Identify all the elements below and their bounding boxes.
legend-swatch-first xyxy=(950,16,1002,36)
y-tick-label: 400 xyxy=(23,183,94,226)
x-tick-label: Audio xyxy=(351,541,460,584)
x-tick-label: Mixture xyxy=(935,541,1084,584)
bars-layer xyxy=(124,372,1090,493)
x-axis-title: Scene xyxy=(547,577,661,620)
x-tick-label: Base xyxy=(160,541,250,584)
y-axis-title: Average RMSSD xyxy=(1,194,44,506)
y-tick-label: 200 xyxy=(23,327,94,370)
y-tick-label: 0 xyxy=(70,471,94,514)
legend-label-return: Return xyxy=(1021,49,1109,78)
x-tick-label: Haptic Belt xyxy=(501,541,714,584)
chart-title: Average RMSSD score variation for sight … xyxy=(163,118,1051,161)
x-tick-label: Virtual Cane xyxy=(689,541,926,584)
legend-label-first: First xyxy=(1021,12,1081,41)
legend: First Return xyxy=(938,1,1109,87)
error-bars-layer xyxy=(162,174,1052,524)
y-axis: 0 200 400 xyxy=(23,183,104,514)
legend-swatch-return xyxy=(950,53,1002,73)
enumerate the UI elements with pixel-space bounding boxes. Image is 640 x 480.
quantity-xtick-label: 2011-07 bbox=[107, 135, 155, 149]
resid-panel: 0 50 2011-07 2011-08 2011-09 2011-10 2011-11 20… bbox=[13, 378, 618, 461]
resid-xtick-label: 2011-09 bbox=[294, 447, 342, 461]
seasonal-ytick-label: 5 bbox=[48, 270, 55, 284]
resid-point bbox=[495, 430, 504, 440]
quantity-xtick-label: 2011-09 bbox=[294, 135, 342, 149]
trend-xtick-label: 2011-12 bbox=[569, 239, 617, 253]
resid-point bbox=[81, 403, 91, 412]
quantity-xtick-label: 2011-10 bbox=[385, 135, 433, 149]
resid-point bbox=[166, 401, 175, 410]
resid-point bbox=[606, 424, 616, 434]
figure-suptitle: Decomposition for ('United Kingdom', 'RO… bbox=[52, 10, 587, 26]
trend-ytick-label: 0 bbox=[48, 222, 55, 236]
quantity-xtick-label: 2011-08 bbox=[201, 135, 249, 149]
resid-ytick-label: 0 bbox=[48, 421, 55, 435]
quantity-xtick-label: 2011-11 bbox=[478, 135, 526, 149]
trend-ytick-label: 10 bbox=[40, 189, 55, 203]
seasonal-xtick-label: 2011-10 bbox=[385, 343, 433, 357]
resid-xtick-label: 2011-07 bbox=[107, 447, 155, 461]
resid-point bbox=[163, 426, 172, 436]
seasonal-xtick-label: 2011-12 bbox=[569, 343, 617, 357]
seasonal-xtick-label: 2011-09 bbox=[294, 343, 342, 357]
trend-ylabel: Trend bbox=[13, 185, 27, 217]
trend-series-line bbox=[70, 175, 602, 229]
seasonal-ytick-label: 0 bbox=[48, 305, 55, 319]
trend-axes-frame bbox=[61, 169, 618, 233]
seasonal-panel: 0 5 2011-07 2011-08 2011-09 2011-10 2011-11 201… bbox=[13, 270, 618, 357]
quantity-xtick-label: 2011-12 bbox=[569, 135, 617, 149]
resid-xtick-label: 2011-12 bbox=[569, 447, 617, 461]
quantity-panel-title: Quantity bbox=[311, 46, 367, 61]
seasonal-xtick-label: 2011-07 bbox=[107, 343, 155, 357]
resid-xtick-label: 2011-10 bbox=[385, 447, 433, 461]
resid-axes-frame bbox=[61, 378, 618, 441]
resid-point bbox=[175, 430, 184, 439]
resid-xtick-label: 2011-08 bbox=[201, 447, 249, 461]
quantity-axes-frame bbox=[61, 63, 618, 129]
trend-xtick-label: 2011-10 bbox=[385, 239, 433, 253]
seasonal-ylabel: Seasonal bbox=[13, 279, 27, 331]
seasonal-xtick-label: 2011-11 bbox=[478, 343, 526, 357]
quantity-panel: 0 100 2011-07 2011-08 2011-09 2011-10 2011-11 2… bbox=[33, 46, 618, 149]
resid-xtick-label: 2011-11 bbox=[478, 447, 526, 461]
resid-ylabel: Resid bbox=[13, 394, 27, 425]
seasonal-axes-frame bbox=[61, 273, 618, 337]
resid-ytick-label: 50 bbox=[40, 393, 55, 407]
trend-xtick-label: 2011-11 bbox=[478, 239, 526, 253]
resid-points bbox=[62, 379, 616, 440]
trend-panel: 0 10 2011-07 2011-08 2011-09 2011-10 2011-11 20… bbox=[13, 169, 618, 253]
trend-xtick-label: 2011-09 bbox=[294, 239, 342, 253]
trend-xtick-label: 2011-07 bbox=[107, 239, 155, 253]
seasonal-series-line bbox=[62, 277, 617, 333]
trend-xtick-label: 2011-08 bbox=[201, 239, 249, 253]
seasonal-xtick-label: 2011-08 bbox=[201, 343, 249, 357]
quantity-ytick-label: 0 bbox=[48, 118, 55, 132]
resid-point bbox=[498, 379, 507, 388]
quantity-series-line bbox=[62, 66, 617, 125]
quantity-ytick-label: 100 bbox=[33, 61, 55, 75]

================

● WHAT THE TASK ASKS: Copy every line of the records above word for word, in the same order, with nothing changed.

● SOLUTION TO THIS PROBLEM:
Identify all the elements below and their bounding boxes.
legend-swatch-first xyxy=(950,16,1002,36)
y-tick-label: 400 xyxy=(23,183,94,226)
x-tick-label: Audio xyxy=(351,541,460,584)
x-tick-label: Mixture xyxy=(935,541,1084,584)
bars-layer xyxy=(124,372,1090,493)
x-axis-title: Scene xyxy=(547,577,661,620)
x-tick-label: Base xyxy=(160,541,250,584)
y-axis-title: Average RMSSD xyxy=(1,194,44,506)
y-tick-label: 200 xyxy=(23,327,94,370)
y-tick-label: 0 xyxy=(70,471,94,514)
legend-label-return: Return xyxy=(1021,49,1109,78)
x-tick-label: Haptic Belt xyxy=(501,541,714,584)
chart-title: Average RMSSD score variation for sight … xyxy=(163,118,1051,161)
x-tick-label: Virtual Cane xyxy=(689,541,926,584)
legend-label-first: First xyxy=(1021,12,1081,41)
legend: First Return xyxy=(938,1,1109,87)
error-bars-layer xyxy=(162,174,1052,524)
y-axis: 0 200 400 xyxy=(23,183,104,514)
legend-swatch-return xyxy=(950,53,1002,73)
enumerate the UI elements with pixel-space bounding boxes. Image is 640 x 480.
quantity-xtick-label: 2011-07 bbox=[107, 135, 155, 149]
resid-panel: 0 50 2011-07 2011-08 2011-09 2011-10 2011-11 20… bbox=[13, 378, 618, 461]
resid-xtick-label: 2011-09 bbox=[294, 447, 342, 461]
seasonal-ytick-label: 5 bbox=[48, 270, 55, 284]
resid-point bbox=[495, 430, 504, 440]
quantity-xtick-label: 2011-09 bbox=[294, 135, 342, 149]
trend-xtick-label: 2011-12 bbox=[569, 239, 617, 253]
resid-point bbox=[81, 403, 91, 412]
quantity-xtick-label: 2011-10 bbox=[385, 135, 433, 149]
resid-point bbox=[166, 401, 175, 410]
resid-point bbox=[606, 424, 616, 434]
figure-suptitle: Decomposition for ('United Kingdom', 'RO… bbox=[52, 10, 587, 26]
trend-ytick-label: 0 bbox=[48, 222, 55, 236]
quantity-xtick-label: 2011-08 bbox=[201, 135, 249, 149]
resid-ytick-label: 0 bbox=[48, 421, 55, 435]
quantity-xtick-label: 2011-11 bbox=[478, 135, 526, 149]
trend-ytick-label: 10 bbox=[40, 189, 55, 203]
seasonal-xtick-label: 2011-10 bbox=[385, 343, 433, 357]
resid-xtick-label: 2011-07 bbox=[107, 447, 155, 461]
resid-point bbox=[163, 426, 172, 436]
seasonal-xtick-label: 2011-12 bbox=[569, 343, 617, 357]
seasonal-xtick-label: 2011-09 bbox=[294, 343, 342, 357]
trend-ylabel: Trend bbox=[13, 185, 27, 217]
trend-series-line bbox=[70, 175, 602, 229]
seasonal-ytick-label: 0 bbox=[48, 305, 55, 319]
trend-axes-frame bbox=[61, 169, 618, 233]
seasonal-panel: 0 5 2011-07 2011-08 2011-09 2011-10 2011-11 201… bbox=[13, 270, 618, 357]
quantity-xtick-label: 2011-12 bbox=[569, 135, 617, 149]
resid-xtick-label: 2011-12 bbox=[569, 447, 617, 461]
quantity-panel-title: Quantity bbox=[311, 46, 367, 61]
seasonal-xtick-label: 2011-07 bbox=[107, 343, 155, 357]
resid-xtick-label: 2011-10 bbox=[385, 447, 433, 461]
resid-axes-frame bbox=[61, 378, 618, 441]
resid-point bbox=[175, 430, 184, 439]
resid-xtick-label: 2011-08 bbox=[201, 447, 249, 461]
quantity-axes-frame bbox=[61, 63, 618, 129]
trend-xtick-label: 2011-10 bbox=[385, 239, 433, 253]
seasonal-ylabel: Seasonal bbox=[13, 279, 27, 331]
seasonal-xtick-label: 2011-11 bbox=[478, 343, 526, 357]
quantity-panel: 0 100 2011-07 2011-08 2011-09 2011-10 2011-11 2… bbox=[33, 46, 618, 149]
resid-xtick-label: 2011-11 bbox=[478, 447, 526, 461]
resid-ylabel: Resid bbox=[13, 394, 27, 425]
seasonal-axes-frame bbox=[61, 273, 618, 337]
resid-ytick-label: 50 bbox=[40, 393, 55, 407]
trend-xtick-label: 2011-11 bbox=[478, 239, 526, 253]
resid-points bbox=[62, 379, 616, 440]
trend-panel: 0 10 2011-07 2011-08 2011-09 2011-10 2011-11 20… bbox=[13, 169, 618, 253]
trend-xtick-label: 2011-09 bbox=[294, 239, 342, 253]
trend-xtick-label: 2011-07 bbox=[107, 239, 155, 253]
seasonal-series-line bbox=[62, 277, 617, 333]
trend-xtick-label: 2011-08 bbox=[201, 239, 249, 253]
seasonal-xtick-label: 2011-08 bbox=[201, 343, 249, 357]
quantity-ytick-label: 0 bbox=[48, 118, 55, 132]
resid-point bbox=[498, 379, 507, 388]
quantity-series-line bbox=[62, 66, 617, 125]
quantity-ytick-label: 100 bbox=[33, 61, 55, 75]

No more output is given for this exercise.